▸ **WHAT TO DO**
Extract each line holding the word "Nitretado" from the entries.

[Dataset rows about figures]
----
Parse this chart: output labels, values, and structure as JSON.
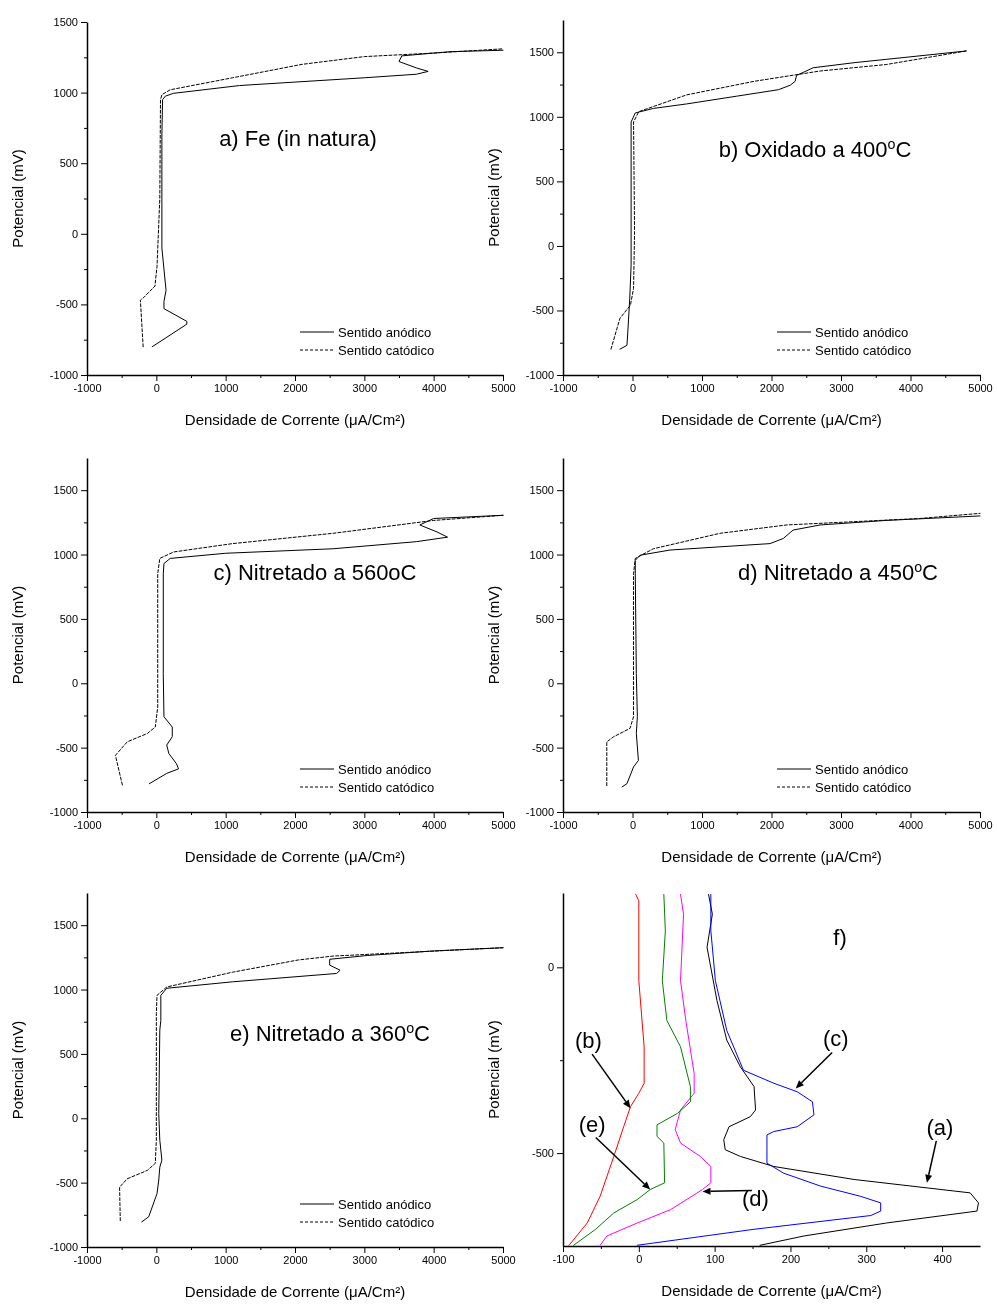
{
  "chart_data": [
    {
      "type": "line",
      "title": "a) Fe (in natura)",
      "xlabel": "Densidade de Corrente (μA/Cm²)",
      "ylabel": "Potencial (mV)",
      "xlim": [
        -1000,
        5000
      ],
      "ylim": [
        -1000,
        1500
      ],
      "xticks": [
        -1000,
        {
          "value": -500,
          "label": null
        },
        0,
        {
          "value": 500,
          "label": null
        },
        1000,
        {
          "value": 1500,
          "label": null
        },
        2000,
        {
          "value": 2500,
          "label": null
        },
        3000,
        {
          "value": 3500,
          "label": null
        },
        4000,
        {
          "value": 4500,
          "label": null
        },
        5000
      ],
      "yticks": [
        -1000,
        {
          "value": -750,
          "label": null
        },
        -500,
        {
          "value": -250,
          "label": null
        },
        0,
        {
          "value": 250,
          "label": null
        },
        500,
        {
          "value": 750,
          "label": null
        },
        1000,
        {
          "value": 1250,
          "label": null
        },
        1500
      ],
      "legend": "bottom right",
      "series": [
        {
          "name": "Sentido anódico",
          "color": "#000000",
          "line_style": "solid",
          "x": [
            -60,
            440,
            440,
            110,
            110,
            140,
            80,
            80,
            90,
            130,
            250,
            1200,
            3000,
            3750,
            3920,
            3750,
            3500,
            3540,
            4000,
            4250,
            5000
          ],
          "values": [
            -800,
            -640,
            -620,
            -530,
            -480,
            -400,
            -100,
            700,
            950,
            975,
            995,
            1050,
            1105,
            1130,
            1150,
            1175,
            1220,
            1260,
            1280,
            1290,
            1300
          ]
        },
        {
          "name": "Sentido catódico",
          "color": "#000000",
          "line_style": "dashed",
          "x": [
            -190,
            -230,
            -180,
            -20,
            10,
            50,
            60,
            80,
            200,
            1100,
            2100,
            3000,
            4000,
            5000
          ],
          "values": [
            -800,
            -470,
            -450,
            -370,
            -230,
            250,
            950,
            985,
            1020,
            1105,
            1200,
            1255,
            1280,
            1310
          ]
        }
      ]
    },
    {
      "type": "line",
      "title": "b) Oxidado a 400$^{o}$C",
      "xlabel": "Densidade de Corrente (μA/Cm²)",
      "ylabel": "Potencial (mV)",
      "xlim": [
        -1000,
        5000
      ],
      "ylim": [
        -1000,
        1750
      ],
      "xticks": [
        -1000,
        {
          "value": -500,
          "label": null
        },
        0,
        {
          "value": 500,
          "label": null
        },
        1000,
        {
          "value": 1500,
          "label": null
        },
        2000,
        {
          "value": 2500,
          "label": null
        },
        3000,
        {
          "value": 3500,
          "label": null
        },
        4000,
        {
          "value": 4500,
          "label": null
        },
        5000
      ],
      "yticks": [
        -1000,
        {
          "value": -750,
          "label": null
        },
        -500,
        {
          "value": -250,
          "label": null
        },
        0,
        {
          "value": 250,
          "label": null
        },
        500,
        {
          "value": 750,
          "label": null
        },
        1000,
        {
          "value": 1250,
          "label": null
        },
        1500
      ],
      "legend": "bottom right",
      "series": [
        {
          "name": "Sentido anódico",
          "color": "#000000",
          "line_style": "solid",
          "x": [
            -180,
            -80,
            -70,
            -40,
            -20,
            -20,
            40,
            300,
            780,
            1500,
            2100,
            2270,
            2340,
            2360,
            2600,
            3200,
            3650,
            4800
          ],
          "values": [
            -800,
            -770,
            -690,
            -410,
            -150,
            960,
            1030,
            1065,
            1100,
            1160,
            1210,
            1245,
            1275,
            1320,
            1380,
            1420,
            1445,
            1510
          ]
        },
        {
          "name": "Sentido catódico",
          "color": "#000000",
          "line_style": "dashed",
          "x": [
            -310,
            -180,
            -30,
            15,
            30,
            15,
            90,
            780,
            1750,
            2700,
            3650,
            4800
          ],
          "values": [
            -800,
            -560,
            -460,
            -330,
            110,
            960,
            1040,
            1170,
            1275,
            1355,
            1405,
            1510
          ]
        }
      ]
    },
    {
      "type": "line",
      "title": "c) Nitretado a 560oC",
      "xlabel": "Densidade de Corrente (μA/Cm²)",
      "ylabel": "Potencial (mV)",
      "xlim": [
        -1000,
        5000
      ],
      "ylim": [
        -1000,
        1750
      ],
      "xticks": [
        -1000,
        {
          "value": -500,
          "label": null
        },
        0,
        {
          "value": 500,
          "label": null
        },
        1000,
        {
          "value": 1500,
          "label": null
        },
        2000,
        {
          "value": 2500,
          "label": null
        },
        3000,
        {
          "value": 3500,
          "label": null
        },
        4000,
        {
          "value": 4500,
          "label": null
        },
        5000
      ],
      "yticks": [
        -1000,
        {
          "value": -750,
          "label": null
        },
        -500,
        {
          "value": -250,
          "label": null
        },
        0,
        {
          "value": 250,
          "label": null
        },
        500,
        {
          "value": 750,
          "label": null
        },
        1000,
        {
          "value": 1250,
          "label": null
        },
        1500
      ],
      "legend": "bottom right",
      "series": [
        {
          "name": "Sentido anódico",
          "color": "#000000",
          "line_style": "solid",
          "x": [
            -100,
            150,
            320,
            290,
            180,
            150,
            230,
            230,
            110,
            100,
            100,
            110,
            200,
            1000,
            2550,
            3750,
            4200,
            4050,
            3800,
            4000,
            5000
          ],
          "values": [
            -780,
            -700,
            -665,
            -625,
            -545,
            -480,
            -415,
            -340,
            -260,
            75,
            850,
            930,
            970,
            1010,
            1045,
            1100,
            1135,
            1175,
            1230,
            1280,
            1305
          ]
        },
        {
          "name": "Sentido catódico",
          "color": "#000000",
          "line_style": "dashed",
          "x": [
            -490,
            -590,
            -420,
            -130,
            -15,
            20,
            20,
            50,
            250,
            1100,
            2550,
            4000,
            5000
          ],
          "values": [
            -790,
            -560,
            -455,
            -390,
            -340,
            -185,
            850,
            970,
            1020,
            1085,
            1165,
            1265,
            1305
          ]
        }
      ]
    },
    {
      "type": "line",
      "title": "d) Nitretado a 450$^{o}$C",
      "xlabel": "Densidade de Corrente (μA/Cm²)",
      "ylabel": "Potencial (mV)",
      "xlim": [
        -1000,
        5000
      ],
      "ylim": [
        -1000,
        1750
      ],
      "xticks": [
        -1000,
        {
          "value": -500,
          "label": null
        },
        0,
        {
          "value": 500,
          "label": null
        },
        1000,
        {
          "value": 1500,
          "label": null
        },
        2000,
        {
          "value": 2500,
          "label": null
        },
        3000,
        {
          "value": 3500,
          "label": null
        },
        4000,
        {
          "value": 4500,
          "label": null
        },
        5000
      ],
      "yticks": [
        -1000,
        {
          "value": -750,
          "label": null
        },
        -500,
        {
          "value": -250,
          "label": null
        },
        0,
        {
          "value": 250,
          "label": null
        },
        500,
        {
          "value": 750,
          "label": null
        },
        1000,
        {
          "value": 1250,
          "label": null
        },
        1500
      ],
      "legend": "bottom right",
      "series": [
        {
          "name": "Sentido anódico",
          "color": "#000000",
          "line_style": "solid",
          "x": [
            -150,
            -80,
            15,
            85,
            70,
            55,
            70,
            55,
            40,
            40,
            110,
            540,
            1980,
            2170,
            2310,
            2700,
            3650,
            5000
          ],
          "values": [
            -805,
            -780,
            -650,
            -600,
            -495,
            -390,
            -260,
            75,
            850,
            955,
            995,
            1035,
            1085,
            1125,
            1190,
            1230,
            1265,
            1300
          ]
        },
        {
          "name": "Sentido catódico",
          "color": "#000000",
          "line_style": "dashed",
          "x": [
            -370,
            -370,
            -270,
            -35,
            15,
            15,
            40,
            300,
            1260,
            2220,
            4130,
            5000
          ],
          "values": [
            -795,
            -455,
            -415,
            -350,
            -260,
            850,
            970,
            1045,
            1165,
            1230,
            1280,
            1320
          ]
        }
      ]
    },
    {
      "type": "line",
      "title": "e) Nitretado a 360$^{o}$C",
      "xlabel": "Densidade de Corrente (μA/Cm²)",
      "ylabel": "Potencial (mV)",
      "xlim": [
        -1000,
        5000
      ],
      "ylim": [
        -1000,
        1750
      ],
      "xticks": [
        -1000,
        {
          "value": -500,
          "label": null
        },
        0,
        {
          "value": 500,
          "label": null
        },
        1000,
        {
          "value": 1500,
          "label": null
        },
        2000,
        {
          "value": 2500,
          "label": null
        },
        3000,
        {
          "value": 3500,
          "label": null
        },
        4000,
        {
          "value": 4500,
          "label": null
        },
        5000
      ],
      "yticks": [
        -1000,
        {
          "value": -750,
          "label": null
        },
        -500,
        {
          "value": -250,
          "label": null
        },
        0,
        {
          "value": 250,
          "label": null
        },
        500,
        {
          "value": 750,
          "label": null
        },
        1000,
        {
          "value": 1250,
          "label": null
        },
        1500
      ],
      "legend": "bottom right",
      "series": [
        {
          "name": "Sentido anódico",
          "color": "#000000",
          "line_style": "solid",
          "x": [
            -210,
            -110,
            10,
            35,
            50,
            80,
            50,
            35,
            50,
            65,
            65,
            150,
            1100,
            2600,
            2650,
            2500,
            2500,
            3050,
            4000,
            5000
          ],
          "values": [
            -805,
            -765,
            -585,
            -480,
            -380,
            -325,
            -170,
            35,
            685,
            760,
            955,
            1010,
            1060,
            1125,
            1150,
            1190,
            1235,
            1265,
            1300,
            1325
          ]
        },
        {
          "name": "Sentido catódico",
          "color": "#000000",
          "line_style": "dashed",
          "x": [
            -520,
            -530,
            -420,
            -130,
            -15,
            0,
            0,
            10,
            150,
            1100,
            2050,
            2550,
            5000
          ],
          "values": [
            -795,
            -535,
            -470,
            -405,
            -350,
            -170,
            815,
            955,
            1020,
            1135,
            1230,
            1260,
            1325
          ]
        }
      ]
    },
    {
      "type": "line",
      "title": "f)",
      "xlabel": "Densidade de Corrente (μA/Cm²)",
      "ylabel": "Potencial (mV)",
      "xlim": [
        -100,
        450
      ],
      "ylim": [
        -750,
        200
      ],
      "xticks": [
        -100,
        {
          "value": -50,
          "label": null
        },
        0,
        {
          "value": 50,
          "label": null
        },
        100,
        {
          "value": 150,
          "label": null
        },
        200,
        {
          "value": 250,
          "label": null
        },
        300,
        {
          "value": 350,
          "label": null
        },
        400
      ],
      "yticks": [
        -500,
        {
          "value": -250,
          "label": null
        },
        0
      ],
      "annotations": [
        {
          "text": "(a)",
          "x": 380,
          "y": -580
        },
        {
          "text": "(b)",
          "x": -11,
          "y": -379
        },
        {
          "text": "(c)",
          "x": 207,
          "y": -326
        },
        {
          "text": "(d)",
          "x": 84,
          "y": -603
        },
        {
          "text": "(e)",
          "x": 15,
          "y": -598
        }
      ],
      "series": [
        {
          "color": "#000000",
          "x": [
            92,
            97,
            90,
            103,
            116,
            134,
            152,
            154,
            147,
            119,
            112,
            114,
            134,
            178,
            284,
            437,
            448,
            446,
            327,
            218,
            160
          ],
          "values": [
            196,
            143,
            54,
            -89,
            -196,
            -268,
            -321,
            -384,
            -402,
            -429,
            -464,
            -491,
            -509,
            -536,
            -571,
            -607,
            -634,
            -656,
            -688,
            -723,
            -748
          ]
        },
        {
          "color": "#ff0000",
          "x": [
            -4,
            0,
            0,
            7,
            7,
            0,
            -11,
            -20,
            -33,
            -51,
            -68,
            -92
          ],
          "values": [
            196,
            179,
            -36,
            -214,
            -312,
            -339,
            -375,
            -429,
            -509,
            -616,
            -688,
            -748
          ]
        },
        {
          "color": "#0000ff",
          "x": [
            95,
            95,
            101,
            116,
            138,
            178,
            209,
            229,
            231,
            209,
            178,
            169,
            169,
            191,
            240,
            292,
            319,
            319,
            306,
            152,
            -2
          ],
          "values": [
            196,
            98,
            -36,
            -170,
            -277,
            -312,
            -335,
            -362,
            -397,
            -429,
            -442,
            -451,
            -527,
            -554,
            -589,
            -616,
            -634,
            -656,
            -668,
            -705,
            -748
          ]
        },
        {
          "color": "#ff00ff",
          "x": [
            55,
            59,
            55,
            62,
            73,
            73,
            55,
            48,
            55,
            81,
            95,
            95,
            84,
            42,
            -2,
            -42,
            -51
          ],
          "values": [
            196,
            143,
            -36,
            -143,
            -286,
            -339,
            -384,
            -437,
            -473,
            -509,
            -536,
            -580,
            -598,
            -652,
            -688,
            -723,
            -748
          ]
        },
        {
          "color": "#008000",
          "x": [
            33,
            35,
            31,
            37,
            55,
            68,
            68,
            51,
            24,
            24,
            33,
            34,
            15,
            -2,
            -33,
            -57,
            -86
          ],
          "values": [
            196,
            98,
            -36,
            -143,
            -214,
            -321,
            -362,
            -393,
            -424,
            -455,
            -473,
            -580,
            -598,
            -625,
            -661,
            -705,
            -748
          ]
        }
      ]
    }
  ]
}
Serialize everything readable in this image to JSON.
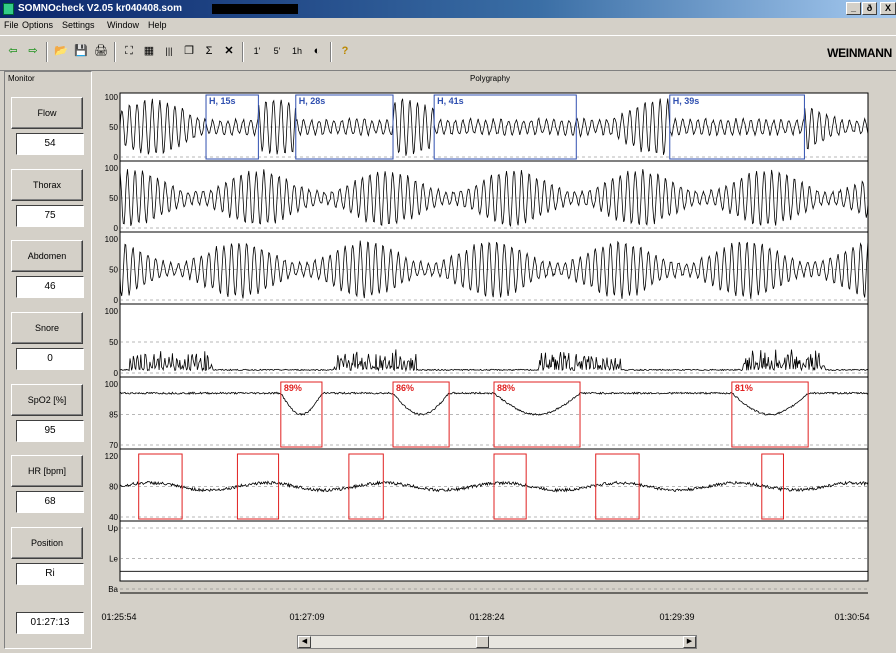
{
  "window": {
    "title": "SOMNOcheck V2.05   kr040408.som",
    "buttons": {
      "minimize": "_",
      "maximize": "ð",
      "close": "X"
    }
  },
  "menu": [
    "File",
    "Options",
    "Settings",
    "Window",
    "Help"
  ],
  "toolbar": {
    "glyphs": [
      "⇦",
      "⇨",
      "📂",
      "💾",
      "🖨",
      "⛶",
      "▦",
      "|||",
      "❐",
      "Σ",
      "✕",
      "1'",
      "5'",
      "1h",
      "◐",
      "?"
    ],
    "logo": "WEINMANN"
  },
  "monitor": {
    "label": "Monitor",
    "channels": [
      {
        "name": "Flow",
        "value": "54"
      },
      {
        "name": "Thorax",
        "value": "75"
      },
      {
        "name": "Abdomen",
        "value": "46"
      },
      {
        "name": "Snore",
        "value": "0"
      },
      {
        "name": "SpO2 [%]",
        "value": "95"
      },
      {
        "name": "HR [bpm]",
        "value": "68"
      },
      {
        "name": "Position",
        "value": "Ri"
      }
    ],
    "time": "01:27:13"
  },
  "polygraphy": {
    "title": "Polygraphy",
    "time_ticks": [
      "01:25:54",
      "01:27:09",
      "01:28:24",
      "01:29:39",
      "01:30:54"
    ],
    "colors": {
      "event_blue": "#3050b0",
      "event_red": "#e02020",
      "grid": "#707070"
    }
  },
  "chart_data": [
    {
      "type": "line",
      "title": "Flow",
      "ylim": [
        0,
        100
      ],
      "y_ticks": [
        "100",
        "50",
        "0"
      ],
      "events": [
        {
          "label": "H, 15s",
          "start": 0.115,
          "end": 0.185
        },
        {
          "label": "H, 28s",
          "start": 0.235,
          "end": 0.365
        },
        {
          "label": "H, 41s",
          "start": 0.42,
          "end": 0.61
        },
        {
          "label": "H, 39s",
          "start": 0.735,
          "end": 0.915
        }
      ]
    },
    {
      "type": "line",
      "title": "Thorax",
      "ylim": [
        0,
        100
      ],
      "y_ticks": [
        "100",
        "50",
        "0"
      ]
    },
    {
      "type": "line",
      "title": "Abdomen",
      "ylim": [
        0,
        100
      ],
      "y_ticks": [
        "100",
        "50",
        "0"
      ]
    },
    {
      "type": "line",
      "title": "Snore",
      "ylim": [
        0,
        100
      ],
      "y_ticks": [
        "100",
        "50",
        "0"
      ]
    },
    {
      "type": "line",
      "title": "SpO2 [%]",
      "ylim": [
        70,
        100
      ],
      "y_ticks": [
        "100",
        "85",
        "70"
      ],
      "events": [
        {
          "label": "89%",
          "start": 0.215,
          "end": 0.27
        },
        {
          "label": "86%",
          "start": 0.365,
          "end": 0.44
        },
        {
          "label": "88%",
          "start": 0.5,
          "end": 0.615
        },
        {
          "label": "81%",
          "start": 0.818,
          "end": 0.92
        }
      ]
    },
    {
      "type": "line",
      "title": "HR [bpm]",
      "ylim": [
        40,
        120
      ],
      "y_ticks": [
        "120",
        "80",
        "40"
      ],
      "events": [
        {
          "label": "",
          "start": 0.025,
          "end": 0.083
        },
        {
          "label": "",
          "start": 0.157,
          "end": 0.212
        },
        {
          "label": "",
          "start": 0.306,
          "end": 0.352
        },
        {
          "label": "",
          "start": 0.5,
          "end": 0.543
        },
        {
          "label": "",
          "start": 0.636,
          "end": 0.694
        },
        {
          "label": "",
          "start": 0.858,
          "end": 0.887
        }
      ]
    },
    {
      "type": "line",
      "title": "Position",
      "y_ticks": [
        "Up",
        "Le",
        "Ba"
      ]
    }
  ]
}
----
▸ **SOLVED PROBLEM**
      "title": "c) Nitretado a 560oC",
      "title": "d) Nitretado a 450$^{o}$C",
      "title": "e) Nitretado a 360$^{o}$C",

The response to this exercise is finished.